>> begin
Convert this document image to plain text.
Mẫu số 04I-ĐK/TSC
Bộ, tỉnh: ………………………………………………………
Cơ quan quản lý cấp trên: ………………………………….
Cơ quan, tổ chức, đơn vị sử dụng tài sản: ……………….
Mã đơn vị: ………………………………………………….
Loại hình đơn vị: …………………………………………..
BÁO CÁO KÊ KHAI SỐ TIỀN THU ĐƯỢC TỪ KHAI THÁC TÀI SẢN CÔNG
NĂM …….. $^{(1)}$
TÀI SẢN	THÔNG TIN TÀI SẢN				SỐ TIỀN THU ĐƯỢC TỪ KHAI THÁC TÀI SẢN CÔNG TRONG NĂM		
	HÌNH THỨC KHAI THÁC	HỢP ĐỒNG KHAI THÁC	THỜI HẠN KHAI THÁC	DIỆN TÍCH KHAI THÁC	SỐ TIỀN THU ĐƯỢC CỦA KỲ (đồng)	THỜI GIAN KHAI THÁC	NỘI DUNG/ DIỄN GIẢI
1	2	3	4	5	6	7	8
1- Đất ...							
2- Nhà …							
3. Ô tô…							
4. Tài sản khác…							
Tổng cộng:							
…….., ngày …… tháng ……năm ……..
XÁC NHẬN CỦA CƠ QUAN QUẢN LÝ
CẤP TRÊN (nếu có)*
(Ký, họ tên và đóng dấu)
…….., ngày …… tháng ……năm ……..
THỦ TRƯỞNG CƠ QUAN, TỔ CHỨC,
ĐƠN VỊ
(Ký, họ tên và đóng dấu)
>> end
**WRITTEN PROBLEM**
Print the material verbatim, all of it.

**EXPECTED ANSWER**
Convert this document image to plain text.
Mẫu số 04I-ĐK/TSC
Bộ, tỉnh: ………………………………………………………
Cơ quan quản lý cấp trên: ………………………………….
Cơ quan, tổ chức, đơn vị sử dụng tài sản: ……………….
Mã đơn vị: ………………………………………………….
Loại hình đơn vị: …………………………………………..
BÁO CÁO KÊ KHAI SỐ TIỀN THU ĐƯỢC TỪ KHAI THÁC TÀI SẢN CÔNG
NĂM …….. $^{(1)}$
TÀI SẢN	THÔNG TIN TÀI SẢN				SỐ TIỀN THU ĐƯỢC TỪ KHAI THÁC TÀI SẢN CÔNG TRONG NĂM		
	HÌNH THỨC KHAI THÁC	HỢP ĐỒNG KHAI THÁC	THỜI HẠN KHAI THÁC	DIỆN TÍCH KHAI THÁC	SỐ TIỀN THU ĐƯỢC CỦA KỲ (đồng)	THỜI GIAN KHAI THÁC	NỘI DUNG/ DIỄN GIẢI
1	2	3	4	5	6	7	8
1- Đất ...							
2- Nhà …							
3. Ô tô…							
4. Tài sản khác…							
Tổng cộng:							
…….., ngày …… tháng ……năm ……..
XÁC NHẬN CỦA CƠ QUAN QUẢN LÝ
CẤP TRÊN (nếu có)*
(Ký, họ tên và đóng dấu)
…….., ngày …… tháng ……năm ……..
THỦ TRƯỞNG CƠ QUAN, TỔ CHỨC,
ĐƠN VỊ
(Ký, họ tên và đóng dấu)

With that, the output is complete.